* REQUIRED ACTION *
Give every line of the data again, exactly as it is written.

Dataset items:
* * * *

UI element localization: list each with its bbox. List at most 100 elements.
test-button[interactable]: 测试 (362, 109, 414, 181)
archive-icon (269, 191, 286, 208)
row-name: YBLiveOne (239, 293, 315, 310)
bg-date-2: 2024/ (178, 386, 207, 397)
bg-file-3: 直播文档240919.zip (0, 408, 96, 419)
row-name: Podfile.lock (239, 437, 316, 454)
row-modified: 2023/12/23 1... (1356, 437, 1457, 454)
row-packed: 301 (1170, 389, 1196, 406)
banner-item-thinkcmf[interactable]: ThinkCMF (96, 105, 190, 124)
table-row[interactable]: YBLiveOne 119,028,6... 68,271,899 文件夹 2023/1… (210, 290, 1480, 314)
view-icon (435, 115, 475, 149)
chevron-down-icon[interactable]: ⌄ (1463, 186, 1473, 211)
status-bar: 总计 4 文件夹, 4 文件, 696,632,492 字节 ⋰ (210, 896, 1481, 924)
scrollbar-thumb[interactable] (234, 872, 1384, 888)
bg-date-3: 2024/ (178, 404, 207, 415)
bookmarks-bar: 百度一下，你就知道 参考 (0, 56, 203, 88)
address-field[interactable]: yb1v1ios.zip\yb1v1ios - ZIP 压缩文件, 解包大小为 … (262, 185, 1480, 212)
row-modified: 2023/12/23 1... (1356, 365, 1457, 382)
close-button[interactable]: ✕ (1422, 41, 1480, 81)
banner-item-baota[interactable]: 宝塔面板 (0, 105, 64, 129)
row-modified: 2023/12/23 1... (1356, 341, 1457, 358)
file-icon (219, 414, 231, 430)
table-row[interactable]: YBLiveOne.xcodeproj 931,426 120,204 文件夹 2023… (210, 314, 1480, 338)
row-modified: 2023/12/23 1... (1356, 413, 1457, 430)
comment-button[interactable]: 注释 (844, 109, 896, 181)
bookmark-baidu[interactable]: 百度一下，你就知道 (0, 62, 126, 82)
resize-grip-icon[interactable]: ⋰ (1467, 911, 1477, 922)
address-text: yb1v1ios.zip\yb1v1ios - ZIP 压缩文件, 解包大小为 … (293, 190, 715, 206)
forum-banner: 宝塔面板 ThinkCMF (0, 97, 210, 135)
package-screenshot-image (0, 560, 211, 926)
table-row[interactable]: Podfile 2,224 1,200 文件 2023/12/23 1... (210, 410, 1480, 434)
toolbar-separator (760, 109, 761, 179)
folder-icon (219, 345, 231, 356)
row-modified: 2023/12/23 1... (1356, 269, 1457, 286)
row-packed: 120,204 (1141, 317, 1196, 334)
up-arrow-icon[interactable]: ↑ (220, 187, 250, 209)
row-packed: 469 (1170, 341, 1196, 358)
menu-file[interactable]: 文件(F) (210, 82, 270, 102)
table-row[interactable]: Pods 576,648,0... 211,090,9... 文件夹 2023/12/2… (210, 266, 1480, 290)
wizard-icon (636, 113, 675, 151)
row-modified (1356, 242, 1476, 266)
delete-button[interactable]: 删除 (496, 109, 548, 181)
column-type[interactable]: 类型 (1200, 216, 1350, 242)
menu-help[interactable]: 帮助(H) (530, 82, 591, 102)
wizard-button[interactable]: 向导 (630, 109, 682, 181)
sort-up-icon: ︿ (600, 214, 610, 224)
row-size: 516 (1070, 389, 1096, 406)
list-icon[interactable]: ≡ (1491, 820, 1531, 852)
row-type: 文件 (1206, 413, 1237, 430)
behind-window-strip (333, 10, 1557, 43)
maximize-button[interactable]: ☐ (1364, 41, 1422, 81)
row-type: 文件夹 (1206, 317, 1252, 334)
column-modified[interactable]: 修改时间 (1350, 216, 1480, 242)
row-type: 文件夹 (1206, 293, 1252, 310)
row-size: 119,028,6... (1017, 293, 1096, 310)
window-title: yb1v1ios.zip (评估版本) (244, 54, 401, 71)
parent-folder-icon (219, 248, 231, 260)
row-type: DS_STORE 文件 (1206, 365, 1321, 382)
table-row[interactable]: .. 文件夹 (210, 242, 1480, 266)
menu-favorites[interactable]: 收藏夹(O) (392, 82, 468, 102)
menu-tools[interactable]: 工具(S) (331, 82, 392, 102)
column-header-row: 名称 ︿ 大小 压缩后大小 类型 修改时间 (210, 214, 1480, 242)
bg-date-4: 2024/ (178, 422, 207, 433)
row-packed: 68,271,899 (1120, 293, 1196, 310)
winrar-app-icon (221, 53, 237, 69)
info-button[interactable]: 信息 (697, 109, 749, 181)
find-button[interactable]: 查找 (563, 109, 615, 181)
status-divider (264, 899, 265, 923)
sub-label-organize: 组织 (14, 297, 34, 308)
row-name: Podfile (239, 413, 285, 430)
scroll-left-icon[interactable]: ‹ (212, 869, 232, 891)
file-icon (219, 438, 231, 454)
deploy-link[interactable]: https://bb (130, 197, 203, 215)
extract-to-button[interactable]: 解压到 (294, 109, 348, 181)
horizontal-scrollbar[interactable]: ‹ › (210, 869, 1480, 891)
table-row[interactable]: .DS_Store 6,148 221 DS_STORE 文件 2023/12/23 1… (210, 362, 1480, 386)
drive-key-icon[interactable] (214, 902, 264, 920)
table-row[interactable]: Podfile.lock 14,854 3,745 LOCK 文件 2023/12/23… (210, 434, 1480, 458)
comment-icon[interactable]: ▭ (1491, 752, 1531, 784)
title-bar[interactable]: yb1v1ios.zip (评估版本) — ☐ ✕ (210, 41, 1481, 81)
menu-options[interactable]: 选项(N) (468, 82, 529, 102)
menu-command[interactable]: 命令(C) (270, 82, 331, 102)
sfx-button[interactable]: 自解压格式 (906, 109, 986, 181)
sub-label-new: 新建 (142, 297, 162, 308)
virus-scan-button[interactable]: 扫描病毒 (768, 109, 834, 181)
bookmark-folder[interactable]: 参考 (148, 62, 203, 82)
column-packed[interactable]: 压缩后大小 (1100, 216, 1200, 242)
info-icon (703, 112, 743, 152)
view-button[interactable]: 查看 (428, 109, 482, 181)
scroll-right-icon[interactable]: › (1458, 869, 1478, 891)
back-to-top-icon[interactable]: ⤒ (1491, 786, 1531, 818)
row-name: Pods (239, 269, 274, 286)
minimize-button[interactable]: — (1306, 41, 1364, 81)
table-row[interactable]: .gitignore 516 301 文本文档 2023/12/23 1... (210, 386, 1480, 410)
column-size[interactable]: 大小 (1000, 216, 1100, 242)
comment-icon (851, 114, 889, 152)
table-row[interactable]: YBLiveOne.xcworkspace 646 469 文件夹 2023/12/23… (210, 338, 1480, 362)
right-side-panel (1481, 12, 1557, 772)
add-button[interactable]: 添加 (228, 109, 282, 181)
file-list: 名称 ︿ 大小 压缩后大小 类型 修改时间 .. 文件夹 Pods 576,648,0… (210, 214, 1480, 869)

* * * *

* RESULT FOR THIS TASK *
UI element localization: list each with its bbox. List at most 100 elements.
test-button[interactable]: 测试 (362, 109, 414, 181)
archive-icon (269, 191, 286, 208)
row-name: YBLiveOne (239, 293, 315, 310)
bg-date-2: 2024/ (178, 386, 207, 397)
bg-file-3: 直播文档240919.zip (0, 408, 96, 419)
row-name: Podfile.lock (239, 437, 316, 454)
row-modified: 2023/12/23 1... (1356, 437, 1457, 454)
row-packed: 301 (1170, 389, 1196, 406)
banner-item-thinkcmf[interactable]: ThinkCMF (96, 105, 190, 124)
table-row[interactable]: YBLiveOne 119,028,6... 68,271,899 文件夹 2023/1… (210, 290, 1480, 314)
view-icon (435, 115, 475, 149)
chevron-down-icon[interactable]: ⌄ (1463, 186, 1473, 211)
status-bar: 总计 4 文件夹, 4 文件, 696,632,492 字节 ⋰ (210, 896, 1481, 924)
scrollbar-thumb[interactable] (234, 872, 1384, 888)
bg-date-3: 2024/ (178, 404, 207, 415)
bookmarks-bar: 百度一下，你就知道 参考 (0, 56, 203, 88)
address-field[interactable]: yb1v1ios.zip\yb1v1ios - ZIP 压缩文件, 解包大小为 … (262, 185, 1480, 212)
row-modified: 2023/12/23 1... (1356, 365, 1457, 382)
close-button[interactable]: ✕ (1422, 41, 1480, 81)
banner-item-baota[interactable]: 宝塔面板 (0, 105, 64, 129)
row-modified: 2023/12/23 1... (1356, 341, 1457, 358)
file-icon (219, 414, 231, 430)
table-row[interactable]: YBLiveOne.xcodeproj 931,426 120,204 文件夹 2023… (210, 314, 1480, 338)
row-modified: 2023/12/23 1... (1356, 413, 1457, 430)
comment-button[interactable]: 注释 (844, 109, 896, 181)
bookmark-baidu[interactable]: 百度一下，你就知道 (0, 62, 126, 82)
resize-grip-icon[interactable]: ⋰ (1467, 911, 1477, 922)
address-text: yb1v1ios.zip\yb1v1ios - ZIP 压缩文件, 解包大小为 … (293, 190, 715, 206)
forum-banner: 宝塔面板 ThinkCMF (0, 97, 210, 135)
package-screenshot-image (0, 560, 211, 926)
table-row[interactable]: Podfile 2,224 1,200 文件 2023/12/23 1... (210, 410, 1480, 434)
toolbar-separator (760, 109, 761, 179)
folder-icon (219, 345, 231, 356)
row-modified: 2023/12/23 1... (1356, 269, 1457, 286)
row-packed: 120,204 (1141, 317, 1196, 334)
up-arrow-icon[interactable]: ↑ (220, 187, 250, 209)
row-packed: 469 (1170, 341, 1196, 358)
menu-file[interactable]: 文件(F) (210, 82, 270, 102)
table-row[interactable]: Pods 576,648,0... 211,090,9... 文件夹 2023/12/2… (210, 266, 1480, 290)
wizard-icon (636, 113, 675, 151)
row-modified (1356, 242, 1476, 266)
delete-button[interactable]: 删除 (496, 109, 548, 181)
column-type[interactable]: 类型 (1200, 216, 1350, 242)
menu-help[interactable]: 帮助(H) (530, 82, 591, 102)
wizard-button[interactable]: 向导 (630, 109, 682, 181)
sort-up-icon: ︿ (600, 214, 610, 224)
row-size: 516 (1070, 389, 1096, 406)
list-icon[interactable]: ≡ (1491, 820, 1531, 852)
row-type: 文件 (1206, 413, 1237, 430)
behind-window-strip (333, 10, 1557, 43)
maximize-button[interactable]: ☐ (1364, 41, 1422, 81)
row-type: 文件夹 (1206, 317, 1252, 334)
column-modified[interactable]: 修改时间 (1350, 216, 1480, 242)
row-type: 文件夹 (1206, 293, 1252, 310)
row-size: 119,028,6... (1017, 293, 1096, 310)
window-title: yb1v1ios.zip (评估版本) (244, 54, 401, 71)
parent-folder-icon (219, 248, 231, 260)
row-type: DS_STORE 文件 (1206, 365, 1321, 382)
table-row[interactable]: .. 文件夹 (210, 242, 1480, 266)
menu-favorites[interactable]: 收藏夹(O) (392, 82, 468, 102)
menu-tools[interactable]: 工具(S) (331, 82, 392, 102)
column-header-row: 名称 ︿ 大小 压缩后大小 类型 修改时间 (210, 214, 1480, 242)
bg-date-4: 2024/ (178, 422, 207, 433)
row-packed: 68,271,899 (1120, 293, 1196, 310)
winrar-app-icon (221, 53, 237, 69)
info-button[interactable]: 信息 (697, 109, 749, 181)
find-button[interactable]: 查找 (563, 109, 615, 181)
status-divider (264, 899, 265, 923)
sub-label-organize: 组织 (14, 297, 34, 308)
row-name: Podfile (239, 413, 285, 430)
scroll-left-icon[interactable]: ‹ (212, 869, 232, 891)
file-icon (219, 438, 231, 454)
deploy-link[interactable]: https://bb (130, 197, 203, 215)
extract-to-button[interactable]: 解压到 (294, 109, 348, 181)
horizontal-scrollbar[interactable]: ‹ › (210, 869, 1480, 891)
table-row[interactable]: .DS_Store 6,148 221 DS_STORE 文件 2023/12/23 1… (210, 362, 1480, 386)
drive-key-icon[interactable] (214, 902, 264, 920)
table-row[interactable]: Podfile.lock 14,854 3,745 LOCK 文件 2023/12/23… (210, 434, 1480, 458)
comment-icon[interactable]: ▭ (1491, 752, 1531, 784)
title-bar[interactable]: yb1v1ios.zip (评估版本) — ☐ ✕ (210, 41, 1481, 81)
menu-options[interactable]: 选项(N) (468, 82, 529, 102)
menu-command[interactable]: 命令(C) (270, 82, 331, 102)
sfx-button[interactable]: 自解压格式 (906, 109, 986, 181)
sub-label-new: 新建 (142, 297, 162, 308)
virus-scan-button[interactable]: 扫描病毒 (768, 109, 834, 181)
bookmark-folder[interactable]: 参考 (148, 62, 203, 82)
column-packed[interactable]: 压缩后大小 (1100, 216, 1200, 242)
info-icon (703, 112, 743, 152)
view-button[interactable]: 查看 (428, 109, 482, 181)
scroll-right-icon[interactable]: › (1458, 869, 1478, 891)
back-to-top-icon[interactable]: ⤒ (1491, 786, 1531, 818)
row-name: Pods (239, 269, 274, 286)
minimize-button[interactable]: — (1306, 41, 1364, 81)
table-row[interactable]: .gitignore 516 301 文本文档 2023/12/23 1... (210, 386, 1480, 410)
column-size[interactable]: 大小 (1000, 216, 1100, 242)
comment-icon (851, 114, 889, 152)
table-row[interactable]: YBLiveOne.xcworkspace 646 469 文件夹 2023/12/23… (210, 338, 1480, 362)
right-side-panel (1481, 12, 1557, 772)
add-button[interactable]: 添加 (228, 109, 282, 181)
file-list: 名称 ︿ 大小 压缩后大小 类型 修改时间 .. 文件夹 Pods 576,648,0… (210, 214, 1480, 869)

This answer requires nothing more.